- [Figure content listings]:
-- begin --
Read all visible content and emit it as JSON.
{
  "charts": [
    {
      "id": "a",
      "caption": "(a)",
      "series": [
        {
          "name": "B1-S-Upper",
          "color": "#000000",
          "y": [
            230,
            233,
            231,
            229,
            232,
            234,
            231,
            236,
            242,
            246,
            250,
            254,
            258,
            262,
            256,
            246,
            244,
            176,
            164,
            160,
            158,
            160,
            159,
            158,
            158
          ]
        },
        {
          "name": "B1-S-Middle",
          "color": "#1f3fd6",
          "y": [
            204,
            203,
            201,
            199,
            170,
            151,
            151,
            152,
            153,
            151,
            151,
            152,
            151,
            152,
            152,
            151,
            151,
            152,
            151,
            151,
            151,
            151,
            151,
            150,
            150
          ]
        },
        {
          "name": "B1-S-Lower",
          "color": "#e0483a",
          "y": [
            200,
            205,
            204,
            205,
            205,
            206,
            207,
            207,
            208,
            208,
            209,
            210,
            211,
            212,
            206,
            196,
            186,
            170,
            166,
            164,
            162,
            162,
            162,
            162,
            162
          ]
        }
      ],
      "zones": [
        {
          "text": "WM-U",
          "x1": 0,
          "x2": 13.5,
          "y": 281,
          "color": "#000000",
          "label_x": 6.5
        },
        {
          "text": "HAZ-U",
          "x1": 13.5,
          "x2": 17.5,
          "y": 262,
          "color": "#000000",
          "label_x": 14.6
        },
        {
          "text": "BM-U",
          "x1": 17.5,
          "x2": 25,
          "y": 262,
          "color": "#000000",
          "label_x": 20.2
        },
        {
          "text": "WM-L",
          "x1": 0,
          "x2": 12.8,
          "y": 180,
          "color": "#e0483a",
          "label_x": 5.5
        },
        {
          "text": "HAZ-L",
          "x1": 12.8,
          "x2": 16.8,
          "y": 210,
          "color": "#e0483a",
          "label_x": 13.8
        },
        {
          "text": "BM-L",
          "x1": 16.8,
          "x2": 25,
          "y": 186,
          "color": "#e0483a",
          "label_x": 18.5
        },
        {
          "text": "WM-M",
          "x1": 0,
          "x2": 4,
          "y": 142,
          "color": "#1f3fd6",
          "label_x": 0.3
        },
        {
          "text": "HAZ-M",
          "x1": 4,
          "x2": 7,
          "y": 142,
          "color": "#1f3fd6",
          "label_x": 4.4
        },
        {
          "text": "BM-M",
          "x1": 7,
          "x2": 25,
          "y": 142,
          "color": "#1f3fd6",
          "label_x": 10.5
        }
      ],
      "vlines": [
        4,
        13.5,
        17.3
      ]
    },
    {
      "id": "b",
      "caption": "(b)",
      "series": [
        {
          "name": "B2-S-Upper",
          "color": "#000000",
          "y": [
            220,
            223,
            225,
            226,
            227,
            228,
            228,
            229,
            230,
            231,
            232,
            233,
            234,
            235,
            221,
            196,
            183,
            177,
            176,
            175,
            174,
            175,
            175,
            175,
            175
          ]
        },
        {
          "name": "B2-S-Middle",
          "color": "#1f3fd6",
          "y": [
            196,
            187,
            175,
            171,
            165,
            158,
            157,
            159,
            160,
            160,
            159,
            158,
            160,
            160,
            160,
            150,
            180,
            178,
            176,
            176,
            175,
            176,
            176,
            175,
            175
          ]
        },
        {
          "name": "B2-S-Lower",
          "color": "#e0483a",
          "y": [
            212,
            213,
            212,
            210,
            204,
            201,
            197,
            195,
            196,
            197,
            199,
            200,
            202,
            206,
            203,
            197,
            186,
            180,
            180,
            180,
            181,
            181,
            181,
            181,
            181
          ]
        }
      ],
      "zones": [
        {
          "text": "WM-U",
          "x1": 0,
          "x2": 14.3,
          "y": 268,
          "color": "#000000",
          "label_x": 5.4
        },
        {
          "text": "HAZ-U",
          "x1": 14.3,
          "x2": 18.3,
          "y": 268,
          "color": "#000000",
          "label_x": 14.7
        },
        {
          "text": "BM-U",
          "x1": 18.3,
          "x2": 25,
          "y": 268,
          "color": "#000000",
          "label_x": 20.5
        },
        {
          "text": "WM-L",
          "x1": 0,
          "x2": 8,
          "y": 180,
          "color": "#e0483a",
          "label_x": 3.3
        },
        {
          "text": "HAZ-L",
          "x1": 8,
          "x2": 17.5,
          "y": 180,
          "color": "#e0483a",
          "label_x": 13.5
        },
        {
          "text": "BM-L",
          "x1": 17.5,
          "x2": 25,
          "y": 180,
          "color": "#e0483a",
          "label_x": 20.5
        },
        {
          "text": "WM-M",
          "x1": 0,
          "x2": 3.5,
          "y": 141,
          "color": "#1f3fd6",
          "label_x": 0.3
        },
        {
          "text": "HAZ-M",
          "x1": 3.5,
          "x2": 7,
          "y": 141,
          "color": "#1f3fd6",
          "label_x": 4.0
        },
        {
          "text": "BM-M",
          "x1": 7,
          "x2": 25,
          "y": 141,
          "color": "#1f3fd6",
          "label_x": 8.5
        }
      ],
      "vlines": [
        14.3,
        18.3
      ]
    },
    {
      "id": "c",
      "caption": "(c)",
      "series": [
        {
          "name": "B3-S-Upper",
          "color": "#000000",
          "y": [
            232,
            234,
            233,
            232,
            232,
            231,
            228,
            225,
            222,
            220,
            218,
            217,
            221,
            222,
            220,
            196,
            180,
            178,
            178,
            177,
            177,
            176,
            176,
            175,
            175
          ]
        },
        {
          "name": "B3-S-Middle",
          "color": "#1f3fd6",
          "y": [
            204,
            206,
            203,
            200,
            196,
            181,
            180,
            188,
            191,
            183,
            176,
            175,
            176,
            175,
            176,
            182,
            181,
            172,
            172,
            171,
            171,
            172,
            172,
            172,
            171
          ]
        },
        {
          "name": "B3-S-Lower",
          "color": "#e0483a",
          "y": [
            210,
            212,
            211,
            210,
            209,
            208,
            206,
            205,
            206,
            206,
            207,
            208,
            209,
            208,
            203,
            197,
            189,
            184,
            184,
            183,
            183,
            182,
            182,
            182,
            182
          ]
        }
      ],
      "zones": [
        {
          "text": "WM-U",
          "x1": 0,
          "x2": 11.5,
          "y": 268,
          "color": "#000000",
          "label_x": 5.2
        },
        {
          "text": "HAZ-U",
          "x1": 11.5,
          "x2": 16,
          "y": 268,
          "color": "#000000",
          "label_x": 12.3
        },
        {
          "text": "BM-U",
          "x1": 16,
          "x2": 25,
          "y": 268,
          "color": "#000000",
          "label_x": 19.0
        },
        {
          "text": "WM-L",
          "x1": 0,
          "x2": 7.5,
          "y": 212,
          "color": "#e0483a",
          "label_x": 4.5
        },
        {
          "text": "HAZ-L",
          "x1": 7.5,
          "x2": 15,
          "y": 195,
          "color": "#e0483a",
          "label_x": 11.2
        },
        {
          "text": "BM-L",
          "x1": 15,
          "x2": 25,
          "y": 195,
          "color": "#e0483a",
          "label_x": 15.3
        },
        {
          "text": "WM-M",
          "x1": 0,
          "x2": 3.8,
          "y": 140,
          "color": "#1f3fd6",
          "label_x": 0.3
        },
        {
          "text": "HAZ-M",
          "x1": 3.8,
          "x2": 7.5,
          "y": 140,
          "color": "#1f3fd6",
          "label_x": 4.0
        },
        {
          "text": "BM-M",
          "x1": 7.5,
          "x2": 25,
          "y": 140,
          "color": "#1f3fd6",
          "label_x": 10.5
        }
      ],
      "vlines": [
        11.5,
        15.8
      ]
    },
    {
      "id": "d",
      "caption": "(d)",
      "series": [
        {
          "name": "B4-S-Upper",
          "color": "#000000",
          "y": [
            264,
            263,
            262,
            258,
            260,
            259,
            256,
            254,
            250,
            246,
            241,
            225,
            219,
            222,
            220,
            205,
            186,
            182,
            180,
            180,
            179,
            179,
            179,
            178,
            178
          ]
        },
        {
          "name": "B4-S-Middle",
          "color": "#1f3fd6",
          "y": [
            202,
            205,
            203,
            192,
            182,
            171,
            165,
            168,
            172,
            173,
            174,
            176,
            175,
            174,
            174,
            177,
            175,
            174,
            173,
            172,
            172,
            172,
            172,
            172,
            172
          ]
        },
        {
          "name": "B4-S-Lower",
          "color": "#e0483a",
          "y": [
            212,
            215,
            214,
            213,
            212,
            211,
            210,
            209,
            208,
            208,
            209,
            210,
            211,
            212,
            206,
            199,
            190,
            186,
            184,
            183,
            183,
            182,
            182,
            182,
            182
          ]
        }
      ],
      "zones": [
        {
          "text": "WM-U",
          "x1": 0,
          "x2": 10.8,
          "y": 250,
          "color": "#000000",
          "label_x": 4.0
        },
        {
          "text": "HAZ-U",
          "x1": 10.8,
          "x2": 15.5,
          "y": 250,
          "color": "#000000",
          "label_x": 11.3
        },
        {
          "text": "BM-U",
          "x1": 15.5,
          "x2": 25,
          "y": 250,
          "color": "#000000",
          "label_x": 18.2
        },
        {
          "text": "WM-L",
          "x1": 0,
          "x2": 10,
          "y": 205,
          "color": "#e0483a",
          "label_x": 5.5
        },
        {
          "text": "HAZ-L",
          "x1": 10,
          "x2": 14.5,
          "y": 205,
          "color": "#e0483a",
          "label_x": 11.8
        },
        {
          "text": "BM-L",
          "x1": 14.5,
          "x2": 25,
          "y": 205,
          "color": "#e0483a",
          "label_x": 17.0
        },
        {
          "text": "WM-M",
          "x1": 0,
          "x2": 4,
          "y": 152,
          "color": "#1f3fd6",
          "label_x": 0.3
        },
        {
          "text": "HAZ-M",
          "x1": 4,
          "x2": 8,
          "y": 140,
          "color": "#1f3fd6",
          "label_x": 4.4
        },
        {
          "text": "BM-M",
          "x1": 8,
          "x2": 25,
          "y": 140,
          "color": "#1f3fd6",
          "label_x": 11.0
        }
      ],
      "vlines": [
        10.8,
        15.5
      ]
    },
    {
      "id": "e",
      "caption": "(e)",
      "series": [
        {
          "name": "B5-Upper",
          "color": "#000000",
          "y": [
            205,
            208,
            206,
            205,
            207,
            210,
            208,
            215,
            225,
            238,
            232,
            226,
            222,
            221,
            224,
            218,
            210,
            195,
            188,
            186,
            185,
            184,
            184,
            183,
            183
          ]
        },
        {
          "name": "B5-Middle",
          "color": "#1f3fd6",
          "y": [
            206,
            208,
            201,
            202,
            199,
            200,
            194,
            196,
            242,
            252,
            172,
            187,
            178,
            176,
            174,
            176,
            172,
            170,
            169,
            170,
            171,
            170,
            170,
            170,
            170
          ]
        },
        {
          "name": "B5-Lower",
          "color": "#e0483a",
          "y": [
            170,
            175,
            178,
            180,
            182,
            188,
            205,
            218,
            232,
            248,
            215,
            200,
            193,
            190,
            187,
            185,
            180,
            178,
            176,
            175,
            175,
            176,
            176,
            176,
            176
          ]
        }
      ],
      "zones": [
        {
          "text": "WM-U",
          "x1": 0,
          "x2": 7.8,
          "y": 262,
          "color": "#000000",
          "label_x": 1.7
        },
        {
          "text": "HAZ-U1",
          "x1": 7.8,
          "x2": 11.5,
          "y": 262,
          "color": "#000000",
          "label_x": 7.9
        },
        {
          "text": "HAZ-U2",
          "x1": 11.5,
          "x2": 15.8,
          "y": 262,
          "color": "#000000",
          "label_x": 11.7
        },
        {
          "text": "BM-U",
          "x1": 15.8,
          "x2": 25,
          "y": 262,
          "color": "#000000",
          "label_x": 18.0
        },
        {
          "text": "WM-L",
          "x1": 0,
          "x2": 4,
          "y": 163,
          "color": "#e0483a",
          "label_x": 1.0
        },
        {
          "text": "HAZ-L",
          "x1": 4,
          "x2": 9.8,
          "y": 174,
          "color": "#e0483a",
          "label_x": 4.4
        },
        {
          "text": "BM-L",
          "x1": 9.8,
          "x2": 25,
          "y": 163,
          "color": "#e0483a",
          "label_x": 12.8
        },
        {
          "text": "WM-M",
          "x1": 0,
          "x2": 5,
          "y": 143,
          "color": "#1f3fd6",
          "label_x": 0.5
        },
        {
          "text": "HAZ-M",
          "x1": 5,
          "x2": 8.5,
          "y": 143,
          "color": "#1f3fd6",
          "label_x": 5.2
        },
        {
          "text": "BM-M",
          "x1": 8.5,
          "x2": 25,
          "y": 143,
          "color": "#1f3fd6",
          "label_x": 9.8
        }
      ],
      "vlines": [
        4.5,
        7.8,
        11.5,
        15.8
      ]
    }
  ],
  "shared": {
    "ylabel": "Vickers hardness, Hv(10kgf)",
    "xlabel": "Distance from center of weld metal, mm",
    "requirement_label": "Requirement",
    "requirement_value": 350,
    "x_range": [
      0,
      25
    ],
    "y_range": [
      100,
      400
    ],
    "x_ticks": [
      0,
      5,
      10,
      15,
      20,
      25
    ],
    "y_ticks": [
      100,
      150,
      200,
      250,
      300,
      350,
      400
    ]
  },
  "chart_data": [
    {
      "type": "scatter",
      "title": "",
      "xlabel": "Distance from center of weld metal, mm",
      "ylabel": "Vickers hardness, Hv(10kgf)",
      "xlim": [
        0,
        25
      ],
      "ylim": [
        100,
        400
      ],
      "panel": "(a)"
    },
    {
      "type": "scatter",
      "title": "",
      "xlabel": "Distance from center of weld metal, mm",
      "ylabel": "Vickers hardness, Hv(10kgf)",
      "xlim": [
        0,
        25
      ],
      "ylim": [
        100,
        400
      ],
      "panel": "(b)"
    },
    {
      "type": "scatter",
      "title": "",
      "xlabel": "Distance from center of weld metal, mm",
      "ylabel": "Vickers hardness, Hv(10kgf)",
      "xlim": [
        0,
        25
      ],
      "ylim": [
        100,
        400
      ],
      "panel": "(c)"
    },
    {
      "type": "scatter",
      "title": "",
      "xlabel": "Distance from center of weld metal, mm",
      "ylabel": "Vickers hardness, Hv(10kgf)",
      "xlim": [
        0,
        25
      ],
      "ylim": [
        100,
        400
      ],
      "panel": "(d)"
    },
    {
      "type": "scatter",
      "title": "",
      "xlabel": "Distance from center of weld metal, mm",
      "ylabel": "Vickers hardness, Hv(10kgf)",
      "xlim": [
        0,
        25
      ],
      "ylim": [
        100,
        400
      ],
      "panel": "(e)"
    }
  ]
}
-- end --
Say how many lines above hold the word "Middle", giving only the count.

5